» Aim of the task: Find and copy lines holding "FORECAST".

-- BEGIN --

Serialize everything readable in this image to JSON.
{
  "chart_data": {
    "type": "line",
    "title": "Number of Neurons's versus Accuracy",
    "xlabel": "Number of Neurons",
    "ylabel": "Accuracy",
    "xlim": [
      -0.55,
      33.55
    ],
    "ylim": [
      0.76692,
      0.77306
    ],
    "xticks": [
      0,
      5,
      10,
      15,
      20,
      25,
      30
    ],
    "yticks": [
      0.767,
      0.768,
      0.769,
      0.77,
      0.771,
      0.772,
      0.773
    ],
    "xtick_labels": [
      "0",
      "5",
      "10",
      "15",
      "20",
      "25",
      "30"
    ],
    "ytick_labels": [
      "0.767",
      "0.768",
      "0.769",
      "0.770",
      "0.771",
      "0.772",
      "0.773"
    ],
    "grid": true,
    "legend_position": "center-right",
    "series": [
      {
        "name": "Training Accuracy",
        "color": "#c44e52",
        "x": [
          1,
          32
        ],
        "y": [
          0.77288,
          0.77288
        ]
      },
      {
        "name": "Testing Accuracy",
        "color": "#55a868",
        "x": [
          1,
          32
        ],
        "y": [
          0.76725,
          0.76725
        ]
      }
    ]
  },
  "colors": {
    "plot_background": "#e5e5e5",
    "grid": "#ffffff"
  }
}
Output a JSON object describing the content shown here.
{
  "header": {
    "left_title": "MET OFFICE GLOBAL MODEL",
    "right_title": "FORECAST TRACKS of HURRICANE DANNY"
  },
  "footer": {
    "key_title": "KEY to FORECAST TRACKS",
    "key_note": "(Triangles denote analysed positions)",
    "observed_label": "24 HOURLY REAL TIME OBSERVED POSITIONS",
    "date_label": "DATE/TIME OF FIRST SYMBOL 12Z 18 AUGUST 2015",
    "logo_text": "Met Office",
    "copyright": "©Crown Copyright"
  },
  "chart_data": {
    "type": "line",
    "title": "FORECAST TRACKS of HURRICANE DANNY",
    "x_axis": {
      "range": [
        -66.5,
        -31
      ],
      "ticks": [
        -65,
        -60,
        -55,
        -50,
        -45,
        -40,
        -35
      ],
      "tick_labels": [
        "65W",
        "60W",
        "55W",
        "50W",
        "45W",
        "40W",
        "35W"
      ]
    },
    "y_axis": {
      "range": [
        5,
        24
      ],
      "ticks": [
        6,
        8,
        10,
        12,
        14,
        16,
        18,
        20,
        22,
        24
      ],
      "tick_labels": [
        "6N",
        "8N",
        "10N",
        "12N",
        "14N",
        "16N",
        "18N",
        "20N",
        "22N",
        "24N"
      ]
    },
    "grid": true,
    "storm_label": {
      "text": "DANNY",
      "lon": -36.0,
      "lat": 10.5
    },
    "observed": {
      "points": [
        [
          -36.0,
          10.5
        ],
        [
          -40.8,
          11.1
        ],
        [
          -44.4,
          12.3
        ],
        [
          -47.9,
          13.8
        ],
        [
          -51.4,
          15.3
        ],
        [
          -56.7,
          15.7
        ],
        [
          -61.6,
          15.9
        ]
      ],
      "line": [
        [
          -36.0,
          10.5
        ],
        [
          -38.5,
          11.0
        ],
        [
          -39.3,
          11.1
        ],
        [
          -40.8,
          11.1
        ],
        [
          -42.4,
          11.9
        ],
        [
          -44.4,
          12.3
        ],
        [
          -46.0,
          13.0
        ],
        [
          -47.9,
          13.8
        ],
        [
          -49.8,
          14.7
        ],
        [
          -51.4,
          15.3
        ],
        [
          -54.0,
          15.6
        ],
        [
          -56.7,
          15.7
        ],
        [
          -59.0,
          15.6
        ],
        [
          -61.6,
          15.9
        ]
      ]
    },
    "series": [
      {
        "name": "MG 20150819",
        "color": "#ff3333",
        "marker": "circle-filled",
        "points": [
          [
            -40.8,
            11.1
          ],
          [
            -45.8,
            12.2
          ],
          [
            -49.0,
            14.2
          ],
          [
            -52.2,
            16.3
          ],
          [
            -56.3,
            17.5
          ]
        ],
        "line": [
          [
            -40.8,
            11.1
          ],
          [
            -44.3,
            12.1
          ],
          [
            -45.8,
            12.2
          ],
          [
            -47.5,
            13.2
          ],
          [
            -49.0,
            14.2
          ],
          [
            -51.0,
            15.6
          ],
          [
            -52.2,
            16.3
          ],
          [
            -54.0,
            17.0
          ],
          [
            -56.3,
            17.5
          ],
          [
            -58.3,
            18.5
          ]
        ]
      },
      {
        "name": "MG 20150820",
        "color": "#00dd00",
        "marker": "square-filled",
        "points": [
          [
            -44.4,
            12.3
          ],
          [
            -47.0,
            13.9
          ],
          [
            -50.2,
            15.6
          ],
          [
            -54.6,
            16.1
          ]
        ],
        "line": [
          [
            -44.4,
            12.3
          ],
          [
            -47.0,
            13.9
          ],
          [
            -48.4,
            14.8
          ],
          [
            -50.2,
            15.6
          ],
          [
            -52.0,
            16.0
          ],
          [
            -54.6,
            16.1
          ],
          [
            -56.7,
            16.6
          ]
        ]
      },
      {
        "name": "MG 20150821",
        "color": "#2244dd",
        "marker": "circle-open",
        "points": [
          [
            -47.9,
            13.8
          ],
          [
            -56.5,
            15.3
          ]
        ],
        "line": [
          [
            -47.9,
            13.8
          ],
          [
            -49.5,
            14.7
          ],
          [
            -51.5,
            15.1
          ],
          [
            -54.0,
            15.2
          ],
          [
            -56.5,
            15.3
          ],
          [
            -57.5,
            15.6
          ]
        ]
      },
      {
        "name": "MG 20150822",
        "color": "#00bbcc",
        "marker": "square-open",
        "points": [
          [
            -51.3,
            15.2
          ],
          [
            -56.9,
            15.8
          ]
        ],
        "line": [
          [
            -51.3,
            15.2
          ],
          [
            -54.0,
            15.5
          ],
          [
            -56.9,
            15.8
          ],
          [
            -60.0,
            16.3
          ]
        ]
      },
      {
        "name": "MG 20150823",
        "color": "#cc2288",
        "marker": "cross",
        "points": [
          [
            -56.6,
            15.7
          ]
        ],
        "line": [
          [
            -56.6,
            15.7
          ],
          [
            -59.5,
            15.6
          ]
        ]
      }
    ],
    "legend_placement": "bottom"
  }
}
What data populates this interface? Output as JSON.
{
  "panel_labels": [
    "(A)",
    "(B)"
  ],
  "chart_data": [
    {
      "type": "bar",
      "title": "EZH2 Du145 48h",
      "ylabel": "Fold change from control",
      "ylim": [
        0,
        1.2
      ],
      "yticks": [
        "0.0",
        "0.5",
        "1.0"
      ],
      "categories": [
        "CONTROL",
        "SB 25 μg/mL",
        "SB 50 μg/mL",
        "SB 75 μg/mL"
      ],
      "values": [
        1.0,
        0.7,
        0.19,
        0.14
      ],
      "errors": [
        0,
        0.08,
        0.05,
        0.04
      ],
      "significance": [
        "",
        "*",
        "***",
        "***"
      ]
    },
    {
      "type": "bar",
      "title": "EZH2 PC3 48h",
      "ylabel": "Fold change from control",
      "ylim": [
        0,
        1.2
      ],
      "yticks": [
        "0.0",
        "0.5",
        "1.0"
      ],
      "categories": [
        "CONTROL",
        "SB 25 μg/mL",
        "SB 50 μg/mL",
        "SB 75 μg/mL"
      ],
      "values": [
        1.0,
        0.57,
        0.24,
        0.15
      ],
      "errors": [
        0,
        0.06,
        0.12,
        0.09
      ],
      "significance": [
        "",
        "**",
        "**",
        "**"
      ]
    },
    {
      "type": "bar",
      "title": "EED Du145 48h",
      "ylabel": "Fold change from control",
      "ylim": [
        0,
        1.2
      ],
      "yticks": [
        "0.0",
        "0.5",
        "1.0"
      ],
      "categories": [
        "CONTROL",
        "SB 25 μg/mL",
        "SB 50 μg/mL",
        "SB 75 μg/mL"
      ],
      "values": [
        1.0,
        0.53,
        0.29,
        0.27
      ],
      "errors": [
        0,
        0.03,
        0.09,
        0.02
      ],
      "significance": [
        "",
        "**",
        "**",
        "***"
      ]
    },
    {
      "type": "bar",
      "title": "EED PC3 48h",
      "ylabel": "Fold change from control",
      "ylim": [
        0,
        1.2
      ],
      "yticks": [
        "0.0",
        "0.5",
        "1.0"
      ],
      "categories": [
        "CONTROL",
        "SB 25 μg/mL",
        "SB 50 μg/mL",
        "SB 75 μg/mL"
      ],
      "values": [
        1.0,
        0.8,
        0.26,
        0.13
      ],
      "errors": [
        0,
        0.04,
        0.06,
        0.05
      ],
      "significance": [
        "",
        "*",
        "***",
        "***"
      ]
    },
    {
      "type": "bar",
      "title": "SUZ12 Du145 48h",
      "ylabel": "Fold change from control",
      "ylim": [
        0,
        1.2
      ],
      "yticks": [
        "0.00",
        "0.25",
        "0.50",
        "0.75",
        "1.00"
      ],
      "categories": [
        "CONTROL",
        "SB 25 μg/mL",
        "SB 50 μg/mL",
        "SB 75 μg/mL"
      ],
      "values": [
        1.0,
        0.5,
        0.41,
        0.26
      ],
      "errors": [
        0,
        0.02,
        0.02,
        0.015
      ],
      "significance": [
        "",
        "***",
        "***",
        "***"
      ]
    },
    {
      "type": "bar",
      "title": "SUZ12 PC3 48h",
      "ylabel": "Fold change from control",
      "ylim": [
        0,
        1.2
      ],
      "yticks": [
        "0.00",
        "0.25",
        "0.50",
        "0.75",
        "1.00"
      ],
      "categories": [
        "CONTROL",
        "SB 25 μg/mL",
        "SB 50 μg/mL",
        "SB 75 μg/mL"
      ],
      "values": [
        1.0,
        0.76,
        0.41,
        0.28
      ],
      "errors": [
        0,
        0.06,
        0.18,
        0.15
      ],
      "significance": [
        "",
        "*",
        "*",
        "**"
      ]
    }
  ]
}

-- END --

» Answer to this problem:
    "right_title": "FORECAST TRACKS of HURRICANE DANNY"
    "key_title": "KEY to FORECAST TRACKS",
    "title": "FORECAST TRACKS of HURRICANE DANNY",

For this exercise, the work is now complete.